Data records
------------

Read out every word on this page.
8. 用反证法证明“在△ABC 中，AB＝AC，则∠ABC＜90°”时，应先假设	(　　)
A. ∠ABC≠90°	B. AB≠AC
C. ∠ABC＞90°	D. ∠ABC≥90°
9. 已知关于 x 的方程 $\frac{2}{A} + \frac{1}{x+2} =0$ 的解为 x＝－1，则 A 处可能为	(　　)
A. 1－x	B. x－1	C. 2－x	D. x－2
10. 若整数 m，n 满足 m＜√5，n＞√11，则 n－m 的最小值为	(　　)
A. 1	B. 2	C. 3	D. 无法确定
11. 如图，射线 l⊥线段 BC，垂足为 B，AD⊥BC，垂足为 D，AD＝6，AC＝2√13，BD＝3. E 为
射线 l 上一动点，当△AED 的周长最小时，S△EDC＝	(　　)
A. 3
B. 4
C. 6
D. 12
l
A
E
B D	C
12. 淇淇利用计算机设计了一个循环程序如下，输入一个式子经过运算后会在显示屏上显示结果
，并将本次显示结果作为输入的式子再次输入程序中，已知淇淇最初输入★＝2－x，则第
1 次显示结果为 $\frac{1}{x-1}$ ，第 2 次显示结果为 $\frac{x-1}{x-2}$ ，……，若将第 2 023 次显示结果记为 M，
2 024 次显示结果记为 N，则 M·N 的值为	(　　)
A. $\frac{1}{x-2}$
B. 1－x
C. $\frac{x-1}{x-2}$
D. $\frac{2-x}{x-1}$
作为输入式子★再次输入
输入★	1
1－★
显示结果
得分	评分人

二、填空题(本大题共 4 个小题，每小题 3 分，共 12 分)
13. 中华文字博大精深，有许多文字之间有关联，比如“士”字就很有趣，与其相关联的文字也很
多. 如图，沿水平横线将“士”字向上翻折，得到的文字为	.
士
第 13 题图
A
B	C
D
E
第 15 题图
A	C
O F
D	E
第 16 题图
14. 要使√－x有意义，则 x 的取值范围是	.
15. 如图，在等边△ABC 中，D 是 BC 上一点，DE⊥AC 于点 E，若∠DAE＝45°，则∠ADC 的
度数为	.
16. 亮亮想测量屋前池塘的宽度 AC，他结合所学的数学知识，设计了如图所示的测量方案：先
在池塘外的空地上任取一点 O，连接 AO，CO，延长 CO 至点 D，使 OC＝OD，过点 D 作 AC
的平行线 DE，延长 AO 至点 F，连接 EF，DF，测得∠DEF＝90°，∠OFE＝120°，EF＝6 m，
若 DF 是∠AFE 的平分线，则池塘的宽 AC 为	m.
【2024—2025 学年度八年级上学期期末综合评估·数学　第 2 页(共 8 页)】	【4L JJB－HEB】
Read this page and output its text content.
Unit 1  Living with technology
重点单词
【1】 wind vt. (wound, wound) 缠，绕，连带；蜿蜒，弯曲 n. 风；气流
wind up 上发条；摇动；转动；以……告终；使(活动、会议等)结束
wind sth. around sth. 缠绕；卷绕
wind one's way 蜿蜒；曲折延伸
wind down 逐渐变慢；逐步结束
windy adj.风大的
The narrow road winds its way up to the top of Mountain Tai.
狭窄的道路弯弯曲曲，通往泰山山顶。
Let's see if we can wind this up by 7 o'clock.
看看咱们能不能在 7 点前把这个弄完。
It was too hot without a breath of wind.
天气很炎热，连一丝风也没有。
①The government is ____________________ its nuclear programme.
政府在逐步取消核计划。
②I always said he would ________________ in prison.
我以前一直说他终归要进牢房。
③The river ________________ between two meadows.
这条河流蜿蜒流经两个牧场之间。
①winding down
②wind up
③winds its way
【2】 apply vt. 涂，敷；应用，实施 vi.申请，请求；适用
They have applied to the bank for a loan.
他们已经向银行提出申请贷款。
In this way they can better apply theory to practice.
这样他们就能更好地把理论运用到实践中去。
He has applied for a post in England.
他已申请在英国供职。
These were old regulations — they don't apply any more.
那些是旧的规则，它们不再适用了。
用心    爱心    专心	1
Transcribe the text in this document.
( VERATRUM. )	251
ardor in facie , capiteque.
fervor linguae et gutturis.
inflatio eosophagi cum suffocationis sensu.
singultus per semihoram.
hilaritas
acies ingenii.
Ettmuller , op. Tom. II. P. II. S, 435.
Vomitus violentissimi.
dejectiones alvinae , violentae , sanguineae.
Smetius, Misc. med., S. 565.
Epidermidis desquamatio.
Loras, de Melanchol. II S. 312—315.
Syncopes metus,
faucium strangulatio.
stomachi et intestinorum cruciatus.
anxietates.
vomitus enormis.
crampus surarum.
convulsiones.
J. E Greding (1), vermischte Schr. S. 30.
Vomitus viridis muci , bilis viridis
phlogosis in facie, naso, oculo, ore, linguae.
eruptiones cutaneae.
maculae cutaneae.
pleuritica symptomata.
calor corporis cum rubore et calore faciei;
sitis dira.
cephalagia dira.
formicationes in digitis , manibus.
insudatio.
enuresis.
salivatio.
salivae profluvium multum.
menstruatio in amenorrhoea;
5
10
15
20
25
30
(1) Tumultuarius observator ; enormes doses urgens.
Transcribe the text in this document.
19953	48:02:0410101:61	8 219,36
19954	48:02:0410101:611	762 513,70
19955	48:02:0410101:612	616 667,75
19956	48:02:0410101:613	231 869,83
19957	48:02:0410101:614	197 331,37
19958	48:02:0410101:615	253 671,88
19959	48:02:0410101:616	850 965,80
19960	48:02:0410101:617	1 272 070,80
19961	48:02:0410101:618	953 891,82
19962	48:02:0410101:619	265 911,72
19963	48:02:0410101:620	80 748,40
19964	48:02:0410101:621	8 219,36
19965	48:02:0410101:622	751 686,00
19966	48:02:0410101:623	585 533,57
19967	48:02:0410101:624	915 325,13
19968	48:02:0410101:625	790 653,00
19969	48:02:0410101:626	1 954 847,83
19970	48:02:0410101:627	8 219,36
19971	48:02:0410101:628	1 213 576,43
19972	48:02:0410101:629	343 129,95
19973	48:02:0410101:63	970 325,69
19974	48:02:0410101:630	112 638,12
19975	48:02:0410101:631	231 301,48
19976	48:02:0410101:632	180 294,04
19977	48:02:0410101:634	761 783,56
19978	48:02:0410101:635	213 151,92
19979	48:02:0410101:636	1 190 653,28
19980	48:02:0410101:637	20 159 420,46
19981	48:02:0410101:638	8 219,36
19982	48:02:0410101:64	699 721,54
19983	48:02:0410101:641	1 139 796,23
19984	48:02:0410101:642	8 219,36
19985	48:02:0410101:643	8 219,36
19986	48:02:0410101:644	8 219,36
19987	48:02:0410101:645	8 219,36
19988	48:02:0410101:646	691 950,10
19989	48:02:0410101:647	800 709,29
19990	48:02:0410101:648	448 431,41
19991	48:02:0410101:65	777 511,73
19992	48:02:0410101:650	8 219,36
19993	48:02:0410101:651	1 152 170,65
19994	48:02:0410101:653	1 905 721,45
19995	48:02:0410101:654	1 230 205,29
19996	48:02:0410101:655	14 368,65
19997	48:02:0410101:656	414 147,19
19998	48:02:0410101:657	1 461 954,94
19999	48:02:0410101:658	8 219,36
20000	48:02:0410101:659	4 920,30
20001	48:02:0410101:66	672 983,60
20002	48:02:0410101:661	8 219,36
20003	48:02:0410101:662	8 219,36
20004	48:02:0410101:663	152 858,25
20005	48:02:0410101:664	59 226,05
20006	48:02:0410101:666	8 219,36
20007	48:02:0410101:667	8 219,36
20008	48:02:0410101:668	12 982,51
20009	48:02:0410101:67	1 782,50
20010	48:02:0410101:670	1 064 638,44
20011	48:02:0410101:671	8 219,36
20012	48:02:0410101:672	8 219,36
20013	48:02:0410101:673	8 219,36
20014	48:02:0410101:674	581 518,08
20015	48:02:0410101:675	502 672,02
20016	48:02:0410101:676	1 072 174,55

------------

__JOB__:
Copy all lines from the material that hold "page".

__WORKED SOLUTION__:
Read out every word on this page.
Read this page and output its text content.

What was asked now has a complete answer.